> [Given task]: Retype the listing that follows, exactly as written.
☆ ☆ ☆
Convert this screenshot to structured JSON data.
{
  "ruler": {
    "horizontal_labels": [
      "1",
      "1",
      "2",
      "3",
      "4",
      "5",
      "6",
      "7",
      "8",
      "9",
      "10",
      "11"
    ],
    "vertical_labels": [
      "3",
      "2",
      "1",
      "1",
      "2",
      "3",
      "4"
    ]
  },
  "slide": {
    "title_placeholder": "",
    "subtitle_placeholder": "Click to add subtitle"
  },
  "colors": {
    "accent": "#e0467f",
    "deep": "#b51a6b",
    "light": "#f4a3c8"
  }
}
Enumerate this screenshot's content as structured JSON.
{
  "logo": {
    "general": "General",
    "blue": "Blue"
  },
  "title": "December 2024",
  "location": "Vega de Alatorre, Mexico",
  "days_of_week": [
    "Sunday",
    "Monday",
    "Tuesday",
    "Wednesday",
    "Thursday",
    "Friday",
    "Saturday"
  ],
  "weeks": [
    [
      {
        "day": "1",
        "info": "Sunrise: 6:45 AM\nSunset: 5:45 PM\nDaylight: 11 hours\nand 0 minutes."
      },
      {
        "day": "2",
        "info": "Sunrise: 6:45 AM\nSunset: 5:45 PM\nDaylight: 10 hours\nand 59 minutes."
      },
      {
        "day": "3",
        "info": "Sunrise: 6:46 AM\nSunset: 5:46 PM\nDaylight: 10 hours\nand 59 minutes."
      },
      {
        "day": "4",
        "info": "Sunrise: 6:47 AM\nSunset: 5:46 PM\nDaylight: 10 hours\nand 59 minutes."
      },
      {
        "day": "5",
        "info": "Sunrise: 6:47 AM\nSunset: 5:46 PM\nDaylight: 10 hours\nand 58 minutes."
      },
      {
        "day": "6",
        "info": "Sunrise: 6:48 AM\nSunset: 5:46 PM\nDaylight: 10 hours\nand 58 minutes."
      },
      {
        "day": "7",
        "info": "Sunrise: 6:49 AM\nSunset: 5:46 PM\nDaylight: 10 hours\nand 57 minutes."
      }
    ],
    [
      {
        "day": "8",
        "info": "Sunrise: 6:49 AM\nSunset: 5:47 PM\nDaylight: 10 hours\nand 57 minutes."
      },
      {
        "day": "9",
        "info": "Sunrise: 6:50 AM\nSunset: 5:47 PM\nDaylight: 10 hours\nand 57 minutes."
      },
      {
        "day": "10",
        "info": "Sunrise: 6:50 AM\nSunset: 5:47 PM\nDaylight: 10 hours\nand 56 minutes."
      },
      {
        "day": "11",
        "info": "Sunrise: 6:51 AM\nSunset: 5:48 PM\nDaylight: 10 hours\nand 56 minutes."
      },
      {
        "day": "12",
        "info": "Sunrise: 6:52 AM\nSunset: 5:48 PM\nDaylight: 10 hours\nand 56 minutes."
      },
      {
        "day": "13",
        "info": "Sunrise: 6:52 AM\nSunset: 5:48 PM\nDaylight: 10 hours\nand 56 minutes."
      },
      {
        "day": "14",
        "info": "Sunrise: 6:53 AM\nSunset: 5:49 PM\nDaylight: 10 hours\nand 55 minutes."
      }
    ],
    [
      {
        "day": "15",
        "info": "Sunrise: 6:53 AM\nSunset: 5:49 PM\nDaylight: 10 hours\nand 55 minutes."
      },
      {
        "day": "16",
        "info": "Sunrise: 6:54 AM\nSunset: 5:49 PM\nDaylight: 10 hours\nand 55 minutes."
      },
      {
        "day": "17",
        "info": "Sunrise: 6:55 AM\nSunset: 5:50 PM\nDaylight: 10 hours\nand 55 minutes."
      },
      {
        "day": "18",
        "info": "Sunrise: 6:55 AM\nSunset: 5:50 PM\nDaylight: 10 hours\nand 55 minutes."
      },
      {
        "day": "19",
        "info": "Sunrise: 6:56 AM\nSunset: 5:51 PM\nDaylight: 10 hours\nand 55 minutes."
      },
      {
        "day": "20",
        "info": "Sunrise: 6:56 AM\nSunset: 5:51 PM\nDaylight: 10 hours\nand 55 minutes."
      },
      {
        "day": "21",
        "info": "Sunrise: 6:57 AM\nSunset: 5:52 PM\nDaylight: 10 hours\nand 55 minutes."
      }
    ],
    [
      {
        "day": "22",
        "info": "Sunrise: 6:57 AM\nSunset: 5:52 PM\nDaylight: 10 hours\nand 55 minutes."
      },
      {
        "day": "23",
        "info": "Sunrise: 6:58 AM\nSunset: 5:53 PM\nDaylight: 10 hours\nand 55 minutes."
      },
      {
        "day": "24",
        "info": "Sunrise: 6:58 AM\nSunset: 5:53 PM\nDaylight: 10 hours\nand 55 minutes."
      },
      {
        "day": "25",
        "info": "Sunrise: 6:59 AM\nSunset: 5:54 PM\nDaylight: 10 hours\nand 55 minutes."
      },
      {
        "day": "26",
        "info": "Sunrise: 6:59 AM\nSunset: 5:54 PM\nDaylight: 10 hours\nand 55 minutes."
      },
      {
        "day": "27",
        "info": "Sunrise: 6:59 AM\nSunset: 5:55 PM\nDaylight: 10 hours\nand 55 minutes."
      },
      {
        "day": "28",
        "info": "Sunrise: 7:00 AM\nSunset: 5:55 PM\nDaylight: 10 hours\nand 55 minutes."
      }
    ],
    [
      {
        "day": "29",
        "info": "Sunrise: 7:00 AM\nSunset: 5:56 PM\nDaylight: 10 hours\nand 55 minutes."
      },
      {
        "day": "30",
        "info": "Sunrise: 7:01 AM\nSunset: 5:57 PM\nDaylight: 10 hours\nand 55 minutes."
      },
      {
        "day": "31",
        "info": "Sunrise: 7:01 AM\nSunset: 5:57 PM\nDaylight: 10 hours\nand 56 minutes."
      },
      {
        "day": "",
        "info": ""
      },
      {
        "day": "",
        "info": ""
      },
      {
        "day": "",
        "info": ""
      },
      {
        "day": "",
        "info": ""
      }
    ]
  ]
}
☆ ☆ ☆
> [Problem solution]:
Convert this screenshot to structured JSON data.
{
  "ruler": {
    "horizontal_labels": [
      "1",
      "1",
      "2",
      "3",
      "4",
      "5",
      "6",
      "7",
      "8",
      "9",
      "10",
      "11"
    ],
    "vertical_labels": [
      "3",
      "2",
      "1",
      "1",
      "2",
      "3",
      "4"
    ]
  },
  "slide": {
    "title_placeholder": "",
    "subtitle_placeholder": "Click to add subtitle"
  },
  "colors": {
    "accent": "#e0467f",
    "deep": "#b51a6b",
    "light": "#f4a3c8"
  }
}
Enumerate this screenshot's content as structured JSON.
{
  "logo": {
    "general": "General",
    "blue": "Blue"
  },
  "title": "December 2024",
  "location": "Vega de Alatorre, Mexico",
  "days_of_week": [
    "Sunday",
    "Monday",
    "Tuesday",
    "Wednesday",
    "Thursday",
    "Friday",
    "Saturday"
  ],
  "weeks": [
    [
      {
        "day": "1",
        "info": "Sunrise: 6:45 AM\nSunset: 5:45 PM\nDaylight: 11 hours\nand 0 minutes."
      },
      {
        "day": "2",
        "info": "Sunrise: 6:45 AM\nSunset: 5:45 PM\nDaylight: 10 hours\nand 59 minutes."
      },
      {
        "day": "3",
        "info": "Sunrise: 6:46 AM\nSunset: 5:46 PM\nDaylight: 10 hours\nand 59 minutes."
      },
      {
        "day": "4",
        "info": "Sunrise: 6:47 AM\nSunset: 5:46 PM\nDaylight: 10 hours\nand 59 minutes."
      },
      {
        "day": "5",
        "info": "Sunrise: 6:47 AM\nSunset: 5:46 PM\nDaylight: 10 hours\nand 58 minutes."
      },
      {
        "day": "6",
        "info": "Sunrise: 6:48 AM\nSunset: 5:46 PM\nDaylight: 10 hours\nand 58 minutes."
      },
      {
        "day": "7",
        "info": "Sunrise: 6:49 AM\nSunset: 5:46 PM\nDaylight: 10 hours\nand 57 minutes."
      }
    ],
    [
      {
        "day": "8",
        "info": "Sunrise: 6:49 AM\nSunset: 5:47 PM\nDaylight: 10 hours\nand 57 minutes."
      },
      {
        "day": "9",
        "info": "Sunrise: 6:50 AM\nSunset: 5:47 PM\nDaylight: 10 hours\nand 57 minutes."
      },
      {
        "day": "10",
        "info": "Sunrise: 6:50 AM\nSunset: 5:47 PM\nDaylight: 10 hours\nand 56 minutes."
      },
      {
        "day": "11",
        "info": "Sunrise: 6:51 AM\nSunset: 5:48 PM\nDaylight: 10 hours\nand 56 minutes."
      },
      {
        "day": "12",
        "info": "Sunrise: 6:52 AM\nSunset: 5:48 PM\nDaylight: 10 hours\nand 56 minutes."
      },
      {
        "day": "13",
        "info": "Sunrise: 6:52 AM\nSunset: 5:48 PM\nDaylight: 10 hours\nand 56 minutes."
      },
      {
        "day": "14",
        "info": "Sunrise: 6:53 AM\nSunset: 5:49 PM\nDaylight: 10 hours\nand 55 minutes."
      }
    ],
    [
      {
        "day": "15",
        "info": "Sunrise: 6:53 AM\nSunset: 5:49 PM\nDaylight: 10 hours\nand 55 minutes."
      },
      {
        "day": "16",
        "info": "Sunrise: 6:54 AM\nSunset: 5:49 PM\nDaylight: 10 hours\nand 55 minutes."
      },
      {
        "day": "17",
        "info": "Sunrise: 6:55 AM\nSunset: 5:50 PM\nDaylight: 10 hours\nand 55 minutes."
      },
      {
        "day": "18",
        "info": "Sunrise: 6:55 AM\nSunset: 5:50 PM\nDaylight: 10 hours\nand 55 minutes."
      },
      {
        "day": "19",
        "info": "Sunrise: 6:56 AM\nSunset: 5:51 PM\nDaylight: 10 hours\nand 55 minutes."
      },
      {
        "day": "20",
        "info": "Sunrise: 6:56 AM\nSunset: 5:51 PM\nDaylight: 10 hours\nand 55 minutes."
      },
      {
        "day": "21",
        "info": "Sunrise: 6:57 AM\nSunset: 5:52 PM\nDaylight: 10 hours\nand 55 minutes."
      }
    ],
    [
      {
        "day": "22",
        "info": "Sunrise: 6:57 AM\nSunset: 5:52 PM\nDaylight: 10 hours\nand 55 minutes."
      },
      {
        "day": "23",
        "info": "Sunrise: 6:58 AM\nSunset: 5:53 PM\nDaylight: 10 hours\nand 55 minutes."
      },
      {
        "day": "24",
        "info": "Sunrise: 6:58 AM\nSunset: 5:53 PM\nDaylight: 10 hours\nand 55 minutes."
      },
      {
        "day": "25",
        "info": "Sunrise: 6:59 AM\nSunset: 5:54 PM\nDaylight: 10 hours\nand 55 minutes."
      },
      {
        "day": "26",
        "info": "Sunrise: 6:59 AM\nSunset: 5:54 PM\nDaylight: 10 hours\nand 55 minutes."
      },
      {
        "day": "27",
        "info": "Sunrise: 6:59 AM\nSunset: 5:55 PM\nDaylight: 10 hours\nand 55 minutes."
      },
      {
        "day": "28",
        "info": "Sunrise: 7:00 AM\nSunset: 5:55 PM\nDaylight: 10 hours\nand 55 minutes."
      }
    ],
    [
      {
        "day": "29",
        "info": "Sunrise: 7:00 AM\nSunset: 5:56 PM\nDaylight: 10 hours\nand 55 minutes."
      },
      {
        "day": "30",
        "info": "Sunrise: 7:01 AM\nSunset: 5:57 PM\nDaylight: 10 hours\nand 55 minutes."
      },
      {
        "day": "31",
        "info": "Sunrise: 7:01 AM\nSunset: 5:57 PM\nDaylight: 10 hours\nand 56 minutes."
      },
      {
        "day": "",
        "info": ""
      },
      {
        "day": "",
        "info": ""
      },
      {
        "day": "",
        "info": ""
      },
      {
        "day": "",
        "info": ""
      }
    ]
  ]
}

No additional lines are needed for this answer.